Set the data down again, exactly as it reads, but without the pictures.

##### WORKING DATA

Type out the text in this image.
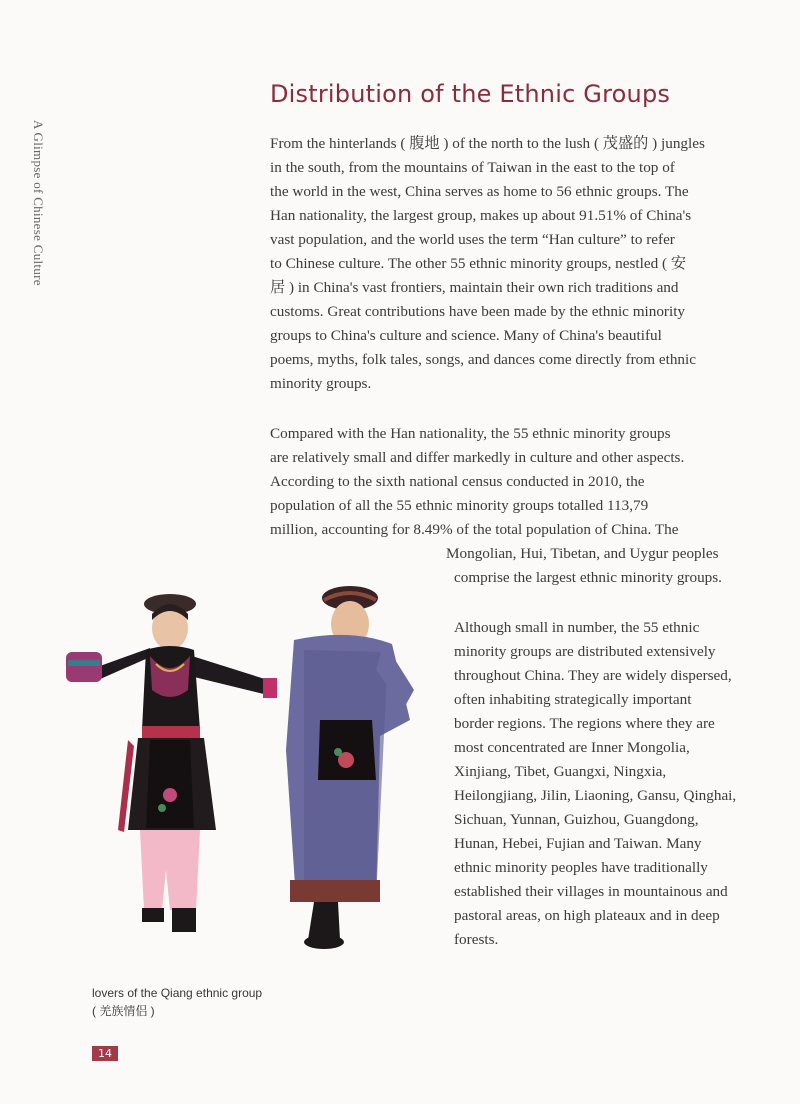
A Glimpse of Chinese Culture
Distribution of the Ethnic Groups
From the hinterlands ( 腹地 ) of the north to the lush ( 茂盛的 ) jungles
in the south, from the mountains of Taiwan in the east to the top of
the world in the west, China serves as home to 56 ethnic groups. The
Han nationality, the largest group, makes up about 91.51% of China's
vast population, and the world uses the term “Han culture” to refer
to Chinese culture. The other 55 ethnic minority groups, nestled ( 安
居 ) in China's vast frontiers, maintain their own rich traditions and
customs. Great contributions have been made by the ethnic minority
groups to China's culture and science. Many of China's beautiful
poems, myths, folk tales, songs, and dances come directly from ethnic
minority groups.
Compared with the Han nationality, the 55 ethnic minority groups
are relatively small and differ markedly in culture and other aspects.
According to the sixth national census conducted in 2010, the
population of all the 55 ethnic minority groups totalled 113,79
million, accounting for 8.49% of the total population of China. The
Mongolian, Hui, Tibetan, and Uygur peoples
comprise the largest ethnic minority groups.
Although small in number, the 55 ethnic
minority groups are distributed extensively
throughout China. They are widely dispersed,
often inhabiting strategically important
border regions. The regions where they are
most concentrated are Inner Mongolia,
Xinjiang, Tibet, Guangxi, Ningxia,
Heilongjiang, Jilin, Liaoning, Gansu, Qinghai,
Sichuan, Yunnan, Guizhou, Guangdong,
Hunan, Hebei, Fujian and Taiwan. Many
ethnic minority peoples have traditionally
established their villages in mountainous and
pastoral areas, on high plateaux and in deep
forests.
lovers of the Qiang ethnic group
( 羌族情侣 )
14
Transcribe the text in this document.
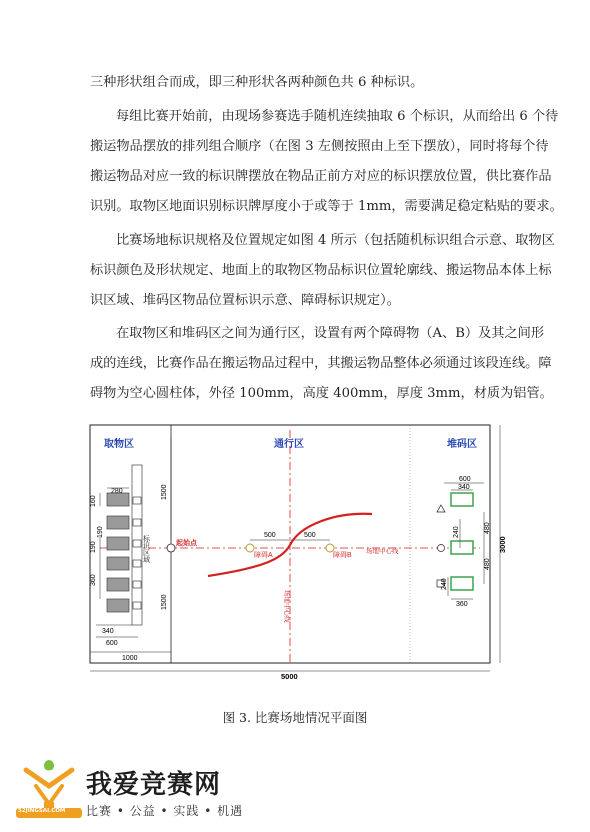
三种形状组合而成，即三种形状各两种颜色共 6 种标识。
每组比赛开始前，由现场参赛选手随机连续抽取 6 个标识，从而给出 6 个待
搬运物品摆放的排列组合顺序（在图 3 左侧按照由上至下摆放），同时将每个待
搬运物品对应一致的标识牌摆放在物品正前方对应的标识摆放位置，供比赛作品
识别。取物区地面识别标识牌厚度小于或等于 1mm，需要满足稳定粘贴的要求。
比赛场地标识规格及位置规定如图 4 所示（包括随机标识组合示意、取物区
标识颜色及形状规定、地面上的取物区物品标识位置轮廓线、搬运物品本体上标
识区域、堆码区物品位置标识示意、障碍标识规定）。
在取物区和堆码区之间为通行区，设置有两个障碍物（A、B）及其之间形
成的连线，比赛作品在搬运物品过程中，其搬运物品整体必须通过该段连线。障
碍物为空心圆柱体，外径 100mm，高度 400mm，厚度 3mm，材质为铝管。
取物区	通行区	堆码区
标识区域
280
160
190
190
360
340
600
1000
1500
1500
起始点
障碍A	障碍B
500	500
场地中心线
场地中心线
600
340
240	480
480
240
360
3000
5000
图 3. 比赛场地情况平面图
52JINGSAI.COM
我爱竞赛网
比赛 • 公益 • 实践 • 机遇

##########

» TASK SOLUTION:
Type out the text in this image.
A Glimpse of Chinese Culture
Distribution of the Ethnic Groups
From the hinterlands ( 腹地 ) of the north to the lush ( 茂盛的 ) jungles
in the south, from the mountains of Taiwan in the east to the top of
the world in the west, China serves as home to 56 ethnic groups. The
Han nationality, the largest group, makes up about 91.51% of China's
vast population, and the world uses the term “Han culture” to refer
to Chinese culture. The other 55 ethnic minority groups, nestled ( 安
居 ) in China's vast frontiers, maintain their own rich traditions and
customs. Great contributions have been made by the ethnic minority
groups to China's culture and science. Many of China's beautiful
poems, myths, folk tales, songs, and dances come directly from ethnic
minority groups.
Compared with the Han nationality, the 55 ethnic minority groups
are relatively small and differ markedly in culture and other aspects.
According to the sixth national census conducted in 2010, the
population of all the 55 ethnic minority groups totalled 113,79
million, accounting for 8.49% of the total population of China. The
Mongolian, Hui, Tibetan, and Uygur peoples
comprise the largest ethnic minority groups.
Although small in number, the 55 ethnic
minority groups are distributed extensively
throughout China. They are widely dispersed,
often inhabiting strategically important
border regions. The regions where they are
most concentrated are Inner Mongolia,
Xinjiang, Tibet, Guangxi, Ningxia,
Heilongjiang, Jilin, Liaoning, Gansu, Qinghai,
Sichuan, Yunnan, Guizhou, Guangdong,
Hunan, Hebei, Fujian and Taiwan. Many
ethnic minority peoples have traditionally
established their villages in mountainous and
pastoral areas, on high plateaux and in deep
forests.
lovers of the Qiang ethnic group
( 羌族情侣 )
14
Transcribe the text in this document.
三种形状组合而成，即三种形状各两种颜色共 6 种标识。
每组比赛开始前，由现场参赛选手随机连续抽取 6 个标识，从而给出 6 个待
搬运物品摆放的排列组合顺序（在图 3 左侧按照由上至下摆放），同时将每个待
搬运物品对应一致的标识牌摆放在物品正前方对应的标识摆放位置，供比赛作品
识别。取物区地面识别标识牌厚度小于或等于 1mm，需要满足稳定粘贴的要求。
比赛场地标识规格及位置规定如图 4 所示（包括随机标识组合示意、取物区
标识颜色及形状规定、地面上的取物区物品标识位置轮廓线、搬运物品本体上标
识区域、堆码区物品位置标识示意、障碍标识规定）。
在取物区和堆码区之间为通行区，设置有两个障碍物（A、B）及其之间形
成的连线，比赛作品在搬运物品过程中，其搬运物品整体必须通过该段连线。障
碍物为空心圆柱体，外径 100mm，高度 400mm，厚度 3mm，材质为铝管。
取物区	通行区	堆码区
标识区域
280
160
190
190
360
340
600
1000
1500
1500
起始点
障碍A	障碍B
500	500
场地中心线
场地中心线
600
340
240	480
480
240
360
3000
5000
图 3. 比赛场地情况平面图
52JINGSAI.COM
我爱竞赛网
比赛 • 公益 • 实践 • 机遇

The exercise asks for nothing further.